REQUIRED WORK - Check every line in the records below for the word "label" and report how many have it, nothing more.

(begin)

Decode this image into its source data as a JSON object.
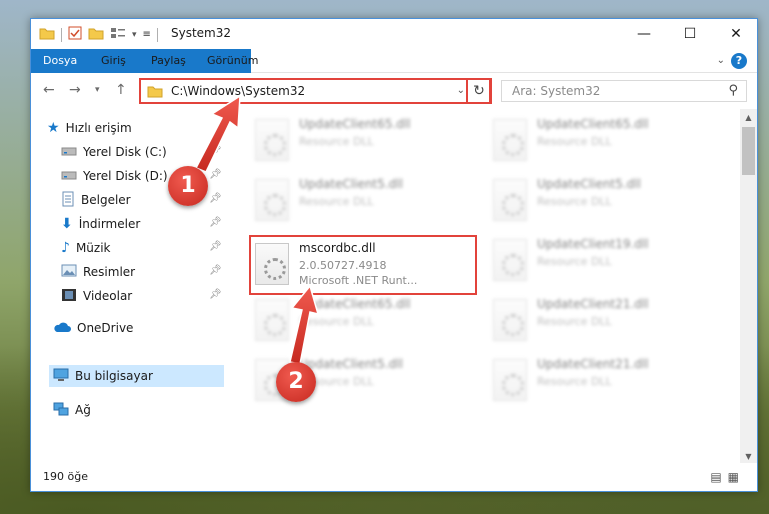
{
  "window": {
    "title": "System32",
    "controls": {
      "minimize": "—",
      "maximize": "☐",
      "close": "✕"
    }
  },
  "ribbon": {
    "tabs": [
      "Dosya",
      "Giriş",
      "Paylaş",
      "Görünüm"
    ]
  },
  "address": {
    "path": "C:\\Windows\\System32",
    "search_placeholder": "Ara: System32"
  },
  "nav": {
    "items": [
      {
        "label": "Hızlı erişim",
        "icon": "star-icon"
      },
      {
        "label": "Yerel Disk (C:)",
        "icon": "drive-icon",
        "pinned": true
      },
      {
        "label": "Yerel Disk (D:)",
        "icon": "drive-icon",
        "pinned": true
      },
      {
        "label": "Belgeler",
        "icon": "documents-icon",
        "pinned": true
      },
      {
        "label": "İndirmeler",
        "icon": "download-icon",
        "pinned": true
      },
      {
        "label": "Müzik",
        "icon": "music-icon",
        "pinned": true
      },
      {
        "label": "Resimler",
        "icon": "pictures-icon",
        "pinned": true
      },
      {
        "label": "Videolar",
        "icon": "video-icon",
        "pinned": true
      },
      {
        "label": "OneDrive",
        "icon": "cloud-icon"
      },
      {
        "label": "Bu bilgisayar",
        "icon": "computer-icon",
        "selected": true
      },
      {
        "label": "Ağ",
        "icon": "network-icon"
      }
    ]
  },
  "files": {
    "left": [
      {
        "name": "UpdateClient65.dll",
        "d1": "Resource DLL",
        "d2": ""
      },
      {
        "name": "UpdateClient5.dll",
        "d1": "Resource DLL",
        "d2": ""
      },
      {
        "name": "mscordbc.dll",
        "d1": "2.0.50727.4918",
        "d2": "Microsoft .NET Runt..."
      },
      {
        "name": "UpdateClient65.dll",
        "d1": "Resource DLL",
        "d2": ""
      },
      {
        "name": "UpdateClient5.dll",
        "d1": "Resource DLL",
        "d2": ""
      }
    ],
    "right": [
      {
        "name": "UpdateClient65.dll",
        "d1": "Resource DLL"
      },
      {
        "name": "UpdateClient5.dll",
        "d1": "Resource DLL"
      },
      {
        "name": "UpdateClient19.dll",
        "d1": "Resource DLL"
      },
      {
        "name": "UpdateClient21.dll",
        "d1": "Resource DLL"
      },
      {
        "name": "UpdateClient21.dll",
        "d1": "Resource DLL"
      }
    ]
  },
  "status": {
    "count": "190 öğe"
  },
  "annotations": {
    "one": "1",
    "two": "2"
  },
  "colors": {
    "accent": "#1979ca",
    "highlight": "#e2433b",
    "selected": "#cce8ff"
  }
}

(end)

FULL OUTPUT - 11